* [Problem details]:
Show each line from the listing that includes the word "comments".

* [Records for this task]:
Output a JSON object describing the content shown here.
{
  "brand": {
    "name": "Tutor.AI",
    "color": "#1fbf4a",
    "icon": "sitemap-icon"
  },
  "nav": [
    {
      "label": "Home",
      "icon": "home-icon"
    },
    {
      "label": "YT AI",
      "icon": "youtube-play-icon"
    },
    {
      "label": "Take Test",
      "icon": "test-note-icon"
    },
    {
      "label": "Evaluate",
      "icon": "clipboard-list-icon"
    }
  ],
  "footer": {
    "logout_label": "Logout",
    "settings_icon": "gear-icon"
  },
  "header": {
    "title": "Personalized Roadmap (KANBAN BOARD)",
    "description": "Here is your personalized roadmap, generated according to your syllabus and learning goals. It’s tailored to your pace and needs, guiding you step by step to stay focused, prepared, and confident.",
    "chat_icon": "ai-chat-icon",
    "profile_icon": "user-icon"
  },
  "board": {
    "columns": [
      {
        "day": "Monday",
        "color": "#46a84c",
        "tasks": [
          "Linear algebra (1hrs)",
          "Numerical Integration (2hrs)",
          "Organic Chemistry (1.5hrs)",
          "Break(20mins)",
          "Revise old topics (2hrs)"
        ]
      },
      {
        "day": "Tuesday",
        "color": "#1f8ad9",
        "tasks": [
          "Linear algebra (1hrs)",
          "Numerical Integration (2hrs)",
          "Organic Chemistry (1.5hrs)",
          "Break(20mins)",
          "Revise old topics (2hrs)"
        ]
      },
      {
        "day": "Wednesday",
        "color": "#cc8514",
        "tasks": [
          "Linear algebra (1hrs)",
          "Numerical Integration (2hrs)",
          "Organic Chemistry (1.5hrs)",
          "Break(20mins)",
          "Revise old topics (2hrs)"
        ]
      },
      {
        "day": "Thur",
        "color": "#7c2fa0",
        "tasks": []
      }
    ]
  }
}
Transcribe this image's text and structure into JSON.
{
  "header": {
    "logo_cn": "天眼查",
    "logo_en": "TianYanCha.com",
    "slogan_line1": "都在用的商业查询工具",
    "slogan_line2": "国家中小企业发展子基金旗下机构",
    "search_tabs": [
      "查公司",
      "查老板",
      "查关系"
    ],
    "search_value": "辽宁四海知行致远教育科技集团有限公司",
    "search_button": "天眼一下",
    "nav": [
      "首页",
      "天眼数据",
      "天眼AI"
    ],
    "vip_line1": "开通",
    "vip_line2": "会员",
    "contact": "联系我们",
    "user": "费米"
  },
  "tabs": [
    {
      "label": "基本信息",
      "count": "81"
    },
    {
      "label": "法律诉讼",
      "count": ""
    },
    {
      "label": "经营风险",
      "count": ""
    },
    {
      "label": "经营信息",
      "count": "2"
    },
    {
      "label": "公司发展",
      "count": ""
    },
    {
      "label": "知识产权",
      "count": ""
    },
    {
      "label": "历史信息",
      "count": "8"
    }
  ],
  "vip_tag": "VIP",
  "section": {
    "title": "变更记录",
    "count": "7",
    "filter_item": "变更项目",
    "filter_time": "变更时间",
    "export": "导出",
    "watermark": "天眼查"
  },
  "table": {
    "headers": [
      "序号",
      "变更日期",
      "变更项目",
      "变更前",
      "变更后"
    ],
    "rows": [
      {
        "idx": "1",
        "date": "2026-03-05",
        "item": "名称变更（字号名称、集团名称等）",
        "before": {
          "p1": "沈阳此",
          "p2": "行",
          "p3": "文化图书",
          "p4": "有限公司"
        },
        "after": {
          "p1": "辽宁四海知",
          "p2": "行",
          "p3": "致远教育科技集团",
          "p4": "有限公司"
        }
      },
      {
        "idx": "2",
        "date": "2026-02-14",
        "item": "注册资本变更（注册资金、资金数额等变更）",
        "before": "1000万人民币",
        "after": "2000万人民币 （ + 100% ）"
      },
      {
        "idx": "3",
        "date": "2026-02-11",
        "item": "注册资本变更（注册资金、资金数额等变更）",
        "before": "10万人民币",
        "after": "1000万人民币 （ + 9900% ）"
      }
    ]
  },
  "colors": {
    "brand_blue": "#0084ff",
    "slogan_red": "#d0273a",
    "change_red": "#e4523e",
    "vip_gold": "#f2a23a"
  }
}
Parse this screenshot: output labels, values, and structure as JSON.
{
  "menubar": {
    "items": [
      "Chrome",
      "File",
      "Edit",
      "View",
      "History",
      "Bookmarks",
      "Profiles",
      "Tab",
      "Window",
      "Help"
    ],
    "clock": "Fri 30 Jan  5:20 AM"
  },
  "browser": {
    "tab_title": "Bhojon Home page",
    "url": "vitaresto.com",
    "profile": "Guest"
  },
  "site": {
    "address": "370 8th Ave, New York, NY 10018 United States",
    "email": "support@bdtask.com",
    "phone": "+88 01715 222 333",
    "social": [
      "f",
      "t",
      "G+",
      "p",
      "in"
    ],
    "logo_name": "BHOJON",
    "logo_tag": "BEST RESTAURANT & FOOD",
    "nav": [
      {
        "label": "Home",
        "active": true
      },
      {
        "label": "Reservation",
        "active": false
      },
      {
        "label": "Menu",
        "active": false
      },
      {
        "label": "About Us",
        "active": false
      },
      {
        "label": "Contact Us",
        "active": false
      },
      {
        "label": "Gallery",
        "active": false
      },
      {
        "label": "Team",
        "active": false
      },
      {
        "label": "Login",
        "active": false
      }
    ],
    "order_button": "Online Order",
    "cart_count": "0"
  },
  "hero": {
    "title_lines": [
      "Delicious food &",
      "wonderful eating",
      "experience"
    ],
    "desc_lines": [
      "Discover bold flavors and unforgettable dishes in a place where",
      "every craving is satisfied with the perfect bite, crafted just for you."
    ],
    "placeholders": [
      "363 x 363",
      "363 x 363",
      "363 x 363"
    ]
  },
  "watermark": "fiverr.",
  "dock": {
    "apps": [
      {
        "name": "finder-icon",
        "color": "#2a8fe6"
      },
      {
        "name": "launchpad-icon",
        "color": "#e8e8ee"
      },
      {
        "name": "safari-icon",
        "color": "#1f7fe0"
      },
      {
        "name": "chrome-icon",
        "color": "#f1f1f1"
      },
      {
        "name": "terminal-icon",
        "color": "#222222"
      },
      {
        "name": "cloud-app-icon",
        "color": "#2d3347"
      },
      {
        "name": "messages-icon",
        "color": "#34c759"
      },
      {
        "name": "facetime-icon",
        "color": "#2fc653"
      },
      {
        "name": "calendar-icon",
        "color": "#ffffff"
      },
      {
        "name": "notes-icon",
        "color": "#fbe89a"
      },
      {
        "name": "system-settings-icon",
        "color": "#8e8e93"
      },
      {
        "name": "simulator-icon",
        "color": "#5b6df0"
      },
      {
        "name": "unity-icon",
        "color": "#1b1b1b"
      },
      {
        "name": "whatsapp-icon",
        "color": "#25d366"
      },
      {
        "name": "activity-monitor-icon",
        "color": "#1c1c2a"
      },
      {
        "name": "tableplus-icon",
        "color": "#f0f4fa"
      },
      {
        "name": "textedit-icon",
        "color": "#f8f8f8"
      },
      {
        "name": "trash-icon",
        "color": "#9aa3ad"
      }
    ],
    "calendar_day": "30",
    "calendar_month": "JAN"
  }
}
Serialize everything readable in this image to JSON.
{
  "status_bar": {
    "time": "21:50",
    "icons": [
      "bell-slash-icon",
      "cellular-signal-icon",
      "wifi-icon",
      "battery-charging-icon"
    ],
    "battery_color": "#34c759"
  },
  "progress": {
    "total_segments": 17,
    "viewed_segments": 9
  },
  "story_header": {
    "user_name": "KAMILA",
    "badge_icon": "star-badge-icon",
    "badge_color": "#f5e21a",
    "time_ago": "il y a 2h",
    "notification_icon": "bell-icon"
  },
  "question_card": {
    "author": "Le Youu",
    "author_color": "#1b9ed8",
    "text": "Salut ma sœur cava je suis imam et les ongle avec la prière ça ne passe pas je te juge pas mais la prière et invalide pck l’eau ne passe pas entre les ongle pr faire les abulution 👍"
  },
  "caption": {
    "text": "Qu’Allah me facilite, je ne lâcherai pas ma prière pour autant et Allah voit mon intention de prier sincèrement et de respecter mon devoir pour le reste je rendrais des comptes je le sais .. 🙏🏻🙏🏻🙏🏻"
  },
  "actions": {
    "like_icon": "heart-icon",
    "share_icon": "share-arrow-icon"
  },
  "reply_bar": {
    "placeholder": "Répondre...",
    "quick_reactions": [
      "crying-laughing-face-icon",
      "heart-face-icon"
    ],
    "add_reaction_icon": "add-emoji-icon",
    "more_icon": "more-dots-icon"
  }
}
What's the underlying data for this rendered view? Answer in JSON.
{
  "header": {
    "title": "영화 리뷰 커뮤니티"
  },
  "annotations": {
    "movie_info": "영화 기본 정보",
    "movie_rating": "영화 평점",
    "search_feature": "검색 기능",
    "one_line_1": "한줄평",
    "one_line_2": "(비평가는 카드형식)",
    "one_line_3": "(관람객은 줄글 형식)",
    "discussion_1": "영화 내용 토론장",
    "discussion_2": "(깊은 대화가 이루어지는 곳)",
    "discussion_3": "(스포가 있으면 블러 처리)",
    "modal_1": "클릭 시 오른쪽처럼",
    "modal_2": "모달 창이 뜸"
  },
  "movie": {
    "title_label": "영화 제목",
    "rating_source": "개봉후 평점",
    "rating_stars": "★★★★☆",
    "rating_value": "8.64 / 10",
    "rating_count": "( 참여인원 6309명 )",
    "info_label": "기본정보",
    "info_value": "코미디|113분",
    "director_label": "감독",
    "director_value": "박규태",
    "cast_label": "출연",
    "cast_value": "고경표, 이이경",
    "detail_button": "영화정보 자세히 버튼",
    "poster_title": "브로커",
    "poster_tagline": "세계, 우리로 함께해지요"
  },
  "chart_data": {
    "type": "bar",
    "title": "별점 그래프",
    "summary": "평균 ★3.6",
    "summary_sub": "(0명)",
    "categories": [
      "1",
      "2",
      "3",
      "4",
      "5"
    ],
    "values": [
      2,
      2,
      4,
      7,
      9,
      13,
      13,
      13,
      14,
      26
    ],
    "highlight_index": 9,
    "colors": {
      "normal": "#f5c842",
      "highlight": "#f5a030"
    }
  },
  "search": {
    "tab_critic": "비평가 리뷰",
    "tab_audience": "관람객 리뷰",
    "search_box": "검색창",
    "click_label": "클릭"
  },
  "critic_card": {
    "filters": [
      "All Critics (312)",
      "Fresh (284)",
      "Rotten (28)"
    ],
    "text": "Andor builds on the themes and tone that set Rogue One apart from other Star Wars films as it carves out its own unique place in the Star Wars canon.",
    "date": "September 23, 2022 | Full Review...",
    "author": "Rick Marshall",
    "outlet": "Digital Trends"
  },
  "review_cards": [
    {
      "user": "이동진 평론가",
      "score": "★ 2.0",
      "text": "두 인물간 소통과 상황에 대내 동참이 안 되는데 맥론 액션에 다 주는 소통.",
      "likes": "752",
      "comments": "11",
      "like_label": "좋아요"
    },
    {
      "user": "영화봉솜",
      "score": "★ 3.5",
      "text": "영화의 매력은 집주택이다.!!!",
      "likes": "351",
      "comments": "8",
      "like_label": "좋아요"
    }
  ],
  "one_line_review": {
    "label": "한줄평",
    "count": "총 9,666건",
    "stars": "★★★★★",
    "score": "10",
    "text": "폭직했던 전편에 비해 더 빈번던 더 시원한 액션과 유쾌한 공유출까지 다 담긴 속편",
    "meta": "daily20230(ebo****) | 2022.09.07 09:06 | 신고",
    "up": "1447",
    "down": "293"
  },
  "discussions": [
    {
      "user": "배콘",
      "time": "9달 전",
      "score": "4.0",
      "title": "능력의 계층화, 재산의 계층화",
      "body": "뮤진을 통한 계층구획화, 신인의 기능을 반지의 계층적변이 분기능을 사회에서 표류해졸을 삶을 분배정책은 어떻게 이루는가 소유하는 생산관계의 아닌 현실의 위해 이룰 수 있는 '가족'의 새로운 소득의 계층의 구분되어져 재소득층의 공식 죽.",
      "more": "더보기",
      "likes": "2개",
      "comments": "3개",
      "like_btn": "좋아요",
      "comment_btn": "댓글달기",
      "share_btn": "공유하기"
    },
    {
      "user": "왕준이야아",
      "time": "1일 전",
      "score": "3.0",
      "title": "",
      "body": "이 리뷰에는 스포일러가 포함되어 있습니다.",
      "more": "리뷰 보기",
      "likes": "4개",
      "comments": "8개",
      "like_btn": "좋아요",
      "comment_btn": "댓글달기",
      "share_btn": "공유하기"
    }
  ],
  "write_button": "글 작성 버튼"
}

* [Written response]:
      "comments": "11",
      "comments": "8",
      "comments": "3개",
      "comments": "8개",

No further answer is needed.